— Aim of the exercise —
Rewrite the passage of the mailing-list message on IP protocol filtering, starting at "Steve N0FPF" and ending at "work floating around.", with "packets" changed to "datagrams".

— Selected excerpt —
[HamWAN PSDR] Request for Software - IP Protocol Filtering Measurement

Steve stevewa206 at gmail.com
Sat May 3 15:51:49 PDT 2014


Well..there are tools.... But there not free!   At work, we look at all
that stuff continuously.  Takes up a bit of space too for history so you
can do queries.  Not sure if there are any free ones. It's quite a sniff.

Steve N0FPF

On Saturday, May 3, 2014, Kenny Richards <richark at gmail.com> wrote:

> I was surprised there wasn't something already out there that did this,
> but in my 10 minutes of google searching I couldn't find anything. What I
> did find was the building blocks for making a tool for Bart's IP protocol
> stress test. (BIPPST)  Someone already built the tool (
> http://nemesis.sourceforge.net/ ) to build various kinds of packets from
> a script, so you would just need to build the receiving in. This is the
> tool for generation I found, I'm sure there are lots over versions of this
> for security work floating around.

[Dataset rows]
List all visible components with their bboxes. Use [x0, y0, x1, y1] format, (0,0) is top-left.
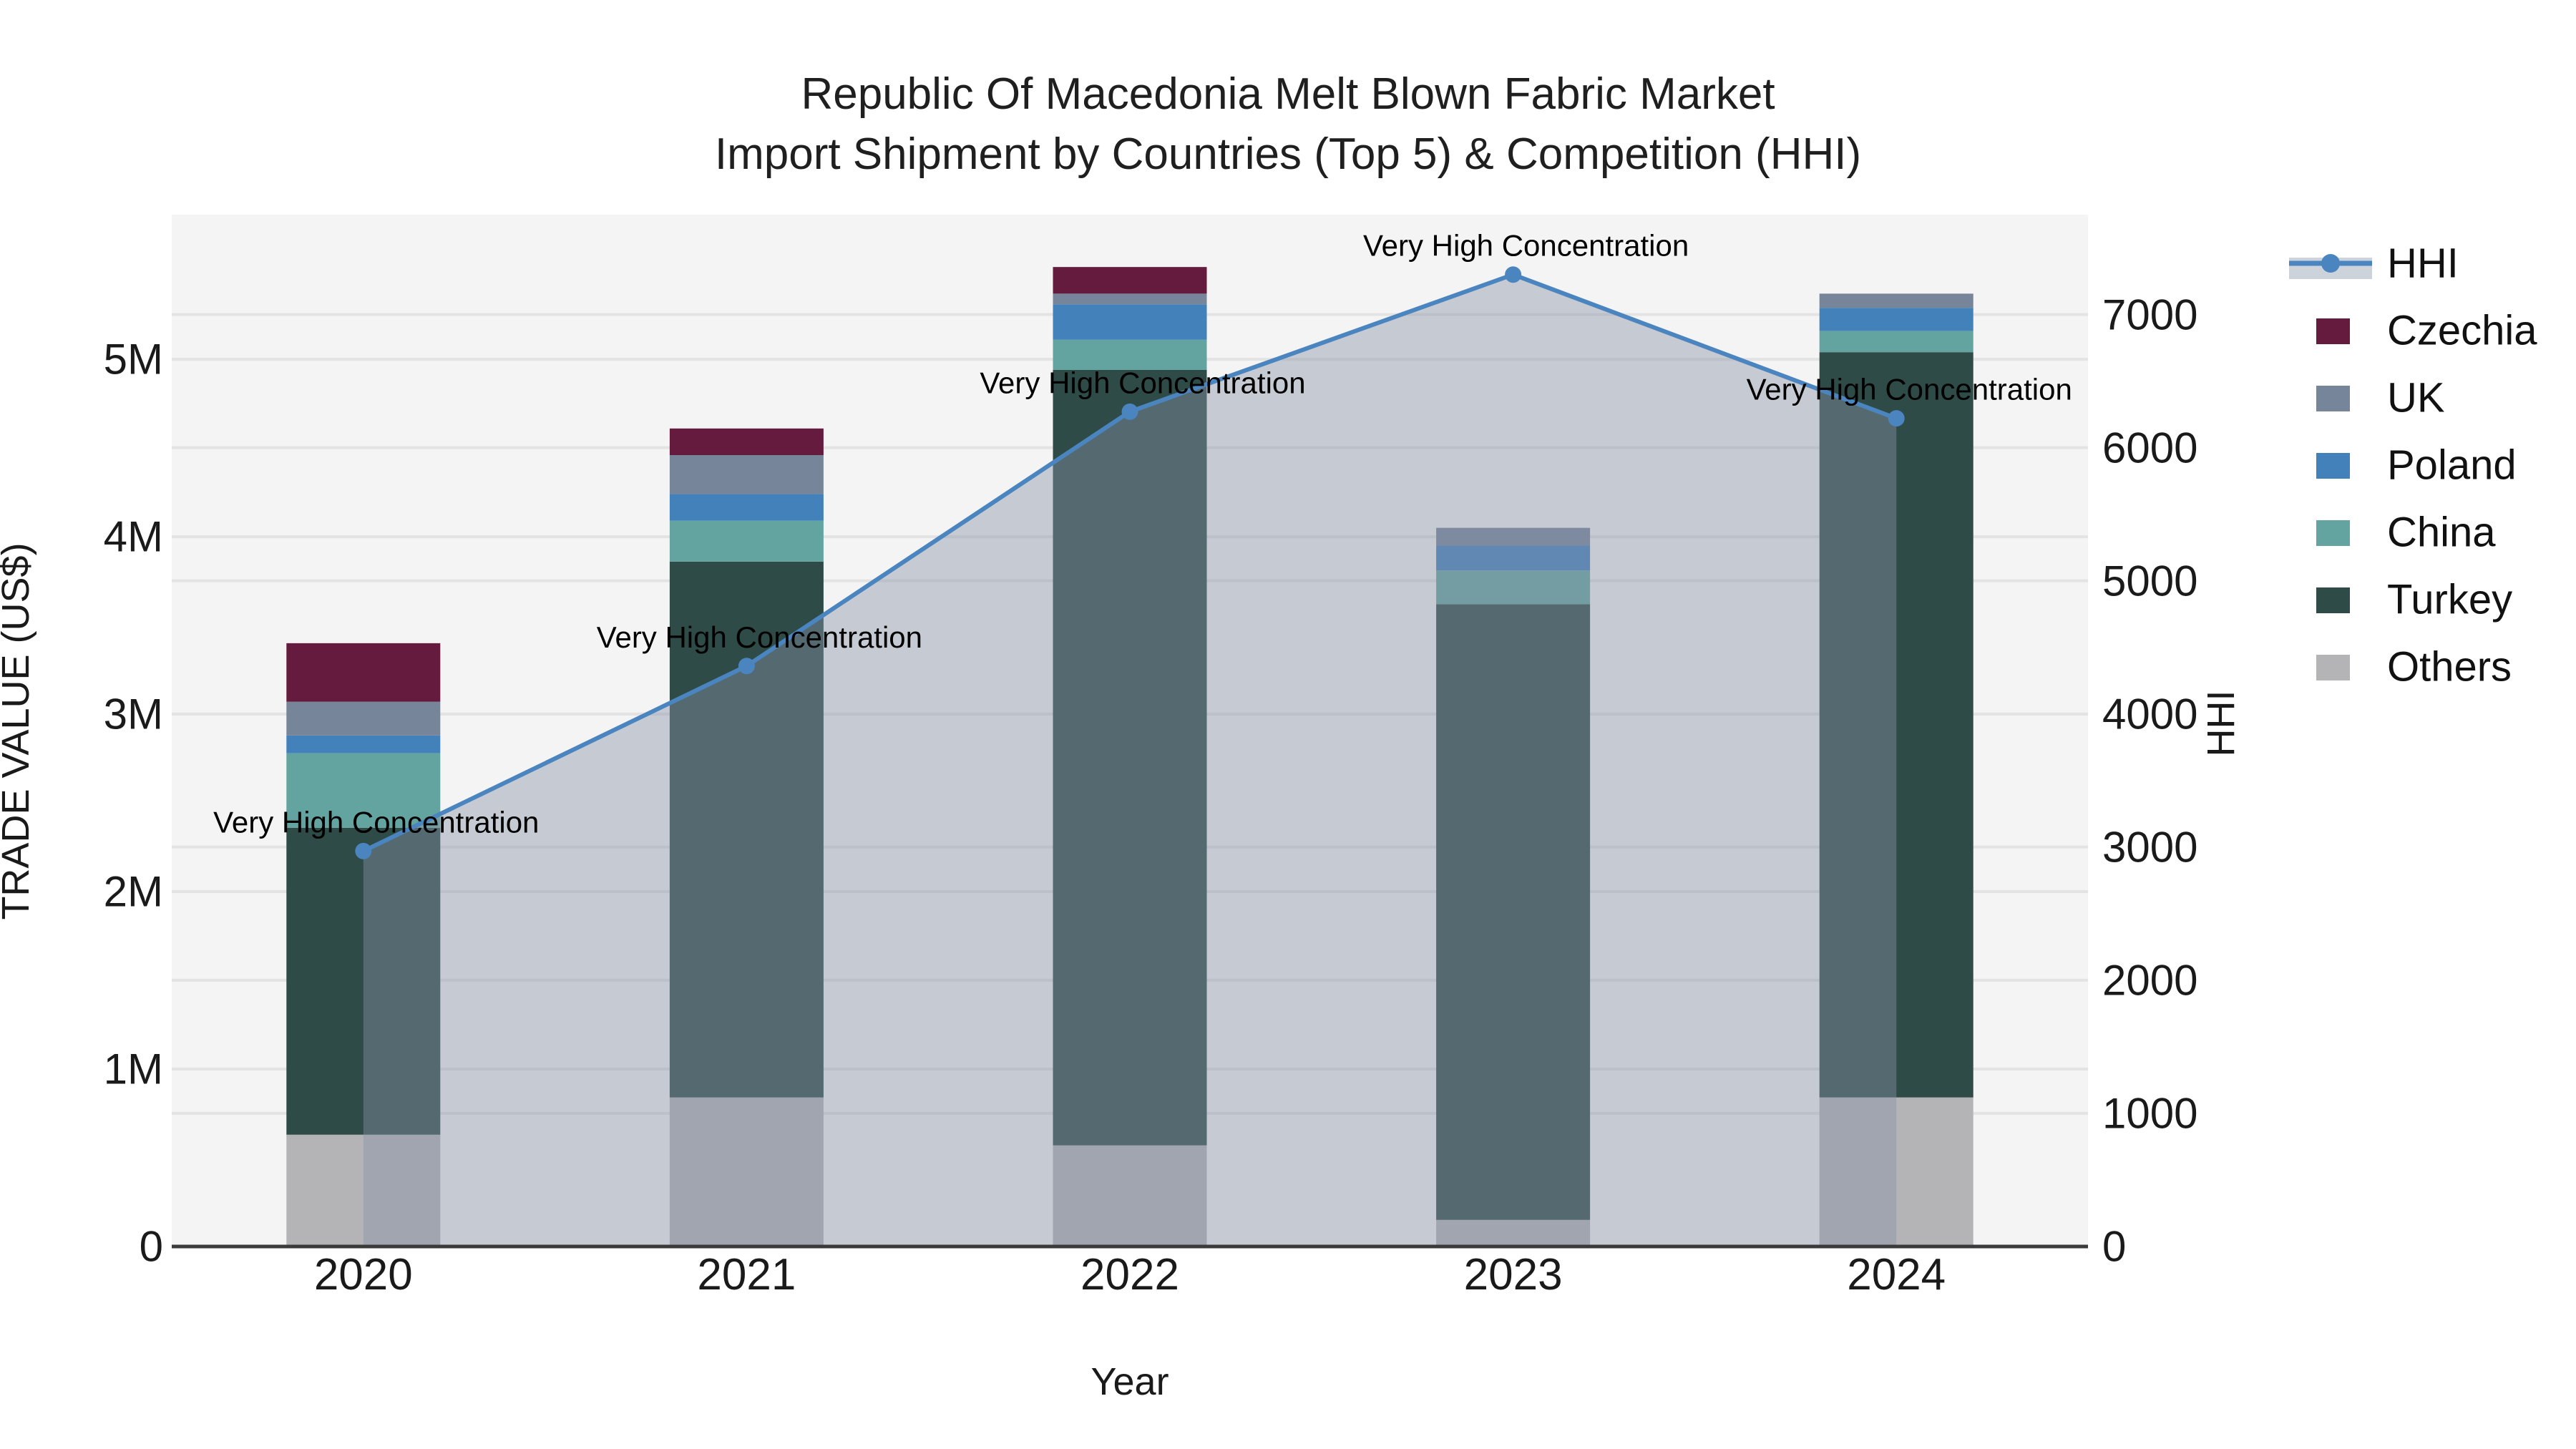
legend-item-others — [2286, 645, 2376, 688]
bar-segment-uk-2021 — [669, 455, 824, 494]
bar-segment-poland-2024 — [1819, 308, 1974, 331]
legend-label-hhi: HHI — [2387, 240, 2459, 287]
bar-segment-china-2022 — [1053, 339, 1207, 370]
legend-label-poland: Poland — [2387, 441, 2517, 489]
bar-segment-turkey-2020 — [286, 827, 441, 1135]
bar-segment-czechia-2022 — [1053, 267, 1207, 294]
bar-segment-others-2023 — [1436, 1219, 1591, 1246]
hhi-line — [355, 266, 1905, 859]
legend-swatch — [2316, 587, 2350, 613]
chart-title-line1: Republic Of Macedonia Melt Blown Fabric … — [801, 69, 1775, 119]
legend-label-turkey: Turkey — [2387, 576, 2513, 623]
hhi-marker-2022 — [1121, 403, 1138, 420]
bar-segment-others-2024 — [1819, 1097, 1974, 1246]
legend-label-czechia: Czechia — [2387, 307, 2537, 354]
bar-segment-poland-2020 — [286, 735, 441, 753]
bar-segment-uk-2024 — [1819, 293, 1974, 308]
hhi-marker-2023 — [1505, 266, 1522, 283]
legend-label-others: Others — [2387, 643, 2512, 691]
right-tick-4000: 4000 — [2102, 690, 2198, 738]
legend-label-uk: UK — [2387, 374, 2445, 421]
left-tick-2M: 2M — [103, 867, 163, 916]
left-tick-0: 0 — [139, 1222, 163, 1271]
left-tick-5M: 5M — [103, 335, 163, 384]
right-tick-6000: 6000 — [2102, 424, 2198, 472]
legend-swatch — [2316, 318, 2350, 344]
x-tick-2023: 2023 — [1463, 1250, 1563, 1299]
legend-swatch — [2316, 453, 2350, 479]
legend-swatch — [2316, 520, 2350, 546]
right-tick-3000: 3000 — [2102, 823, 2198, 872]
x-tick-2022: 2022 — [1080, 1250, 1179, 1299]
legend-item-uk — [2286, 376, 2376, 419]
legend-swatch — [2316, 386, 2350, 411]
bar-segment-others-2022 — [1053, 1145, 1207, 1246]
stacked-bars — [286, 267, 1974, 1246]
x-tick-2021: 2021 — [697, 1250, 796, 1299]
legend-item-poland — [2286, 444, 2376, 487]
legend-item-hhi — [2286, 242, 2376, 285]
left-tick-4M: 4M — [103, 512, 163, 561]
legend-swatch — [2316, 655, 2350, 680]
bar-segment-czechia-2020 — [286, 643, 441, 702]
right-tick-7000: 7000 — [2102, 291, 2198, 339]
bar-segment-turkey-2023 — [1436, 604, 1591, 1220]
bar-segment-uk-2020 — [286, 701, 441, 736]
hhi-marker-2024 — [1888, 410, 1905, 427]
bar-segment-uk-2023 — [1436, 527, 1591, 546]
bar-segment-others-2020 — [286, 1134, 441, 1246]
bar-segment-poland-2023 — [1436, 545, 1591, 571]
bar-segment-uk-2022 — [1053, 293, 1207, 305]
bar-segment-china-2023 — [1436, 570, 1591, 605]
annotation-2022: Very High Concentration — [980, 366, 1305, 399]
annotation-2024: Very High Concentration — [1747, 373, 2072, 406]
bar-segment-turkey-2024 — [1819, 352, 1974, 1098]
bar-segment-china-2024 — [1819, 331, 1974, 353]
hhi-marker-2020 — [355, 842, 372, 859]
bar-segment-others-2021 — [669, 1097, 824, 1246]
bar-segment-turkey-2022 — [1053, 369, 1207, 1146]
x-tick-2024: 2024 — [1847, 1250, 1946, 1299]
legend-item-czechia — [2286, 309, 2376, 352]
x-axis-title: Year — [1091, 1360, 1169, 1403]
legend-label-china: China — [2387, 509, 2496, 556]
x-tick-2020: 2020 — [313, 1250, 413, 1299]
right-tick-0: 0 — [2102, 1222, 2127, 1271]
right-tick-5000: 5000 — [2102, 557, 2198, 605]
bar-segment-china-2021 — [669, 520, 824, 562]
annotations: Very High Concentration Very High Concent… — [213, 229, 2072, 839]
hhi-marker-2021 — [738, 658, 755, 675]
bar-segment-turkey-2021 — [669, 561, 824, 1098]
annotation-2021: Very High Concentration — [597, 620, 922, 654]
hhi-area-polygon — [363, 274, 1897, 1247]
left-tick-1M: 1M — [103, 1045, 163, 1093]
chart-title-line2: Import Shipment by Countries (Top 5) & C… — [714, 130, 1862, 179]
left-tick-3M: 3M — [103, 690, 163, 738]
right-tick-1000: 1000 — [2102, 1089, 2198, 1138]
bar-segment-czechia-2021 — [669, 428, 824, 456]
bar-segment-poland-2022 — [1053, 304, 1207, 340]
legend-item-china — [2286, 511, 2376, 554]
annotation-2020: Very High Concentration — [213, 805, 539, 839]
legend-hhi-handle — [2289, 254, 2372, 279]
bar-segment-poland-2021 — [669, 494, 824, 521]
legend-item-turkey — [2286, 578, 2376, 621]
annotation-2023: Very High Concentration — [1363, 229, 1689, 263]
bar-segment-china-2020 — [286, 753, 441, 828]
hhi-area-fill — [363, 274, 1897, 1247]
right-tick-2000: 2000 — [2102, 956, 2198, 1005]
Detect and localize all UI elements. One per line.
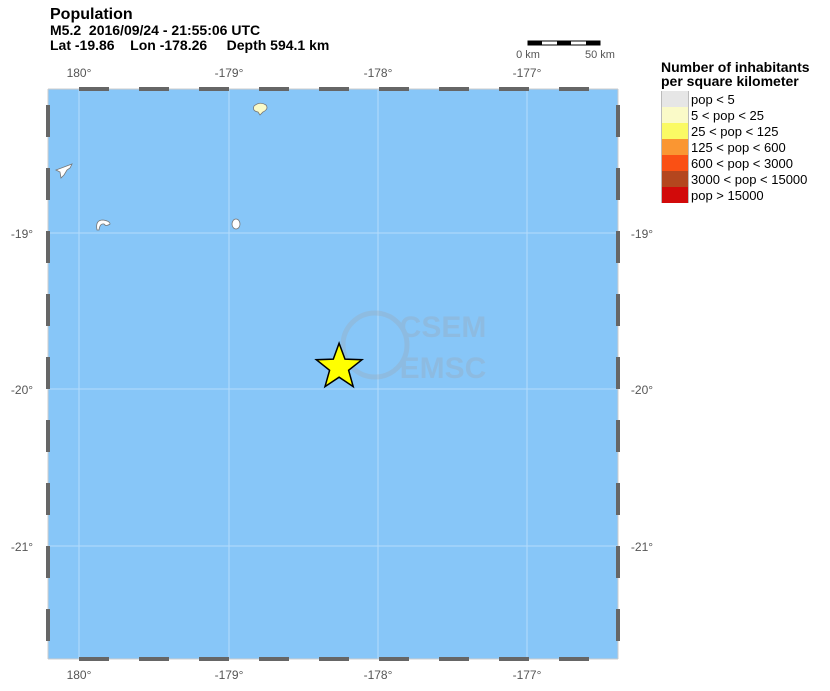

— Solved problem —
Steve N0FPF

On Saturday, May 3, 2014, Kenny Richards <richark at gmail.com> wrote:

> I was surprised there wasn't something already out there that did this,
> but in my 10 minutes of google searching I couldn't find anything. What I
> did find was the building blocks for making a tool for Bart's IP protocol
> stress test. (BIPPST)  Someone already built the tool (
> http://nemesis.sourceforge.net/ ) to build various kinds of datagrams from
> a script, so you would just need to build the receiving in. This is the
> tool for generation I found, I'm sure there are lots over versions of this
> for security work floating around.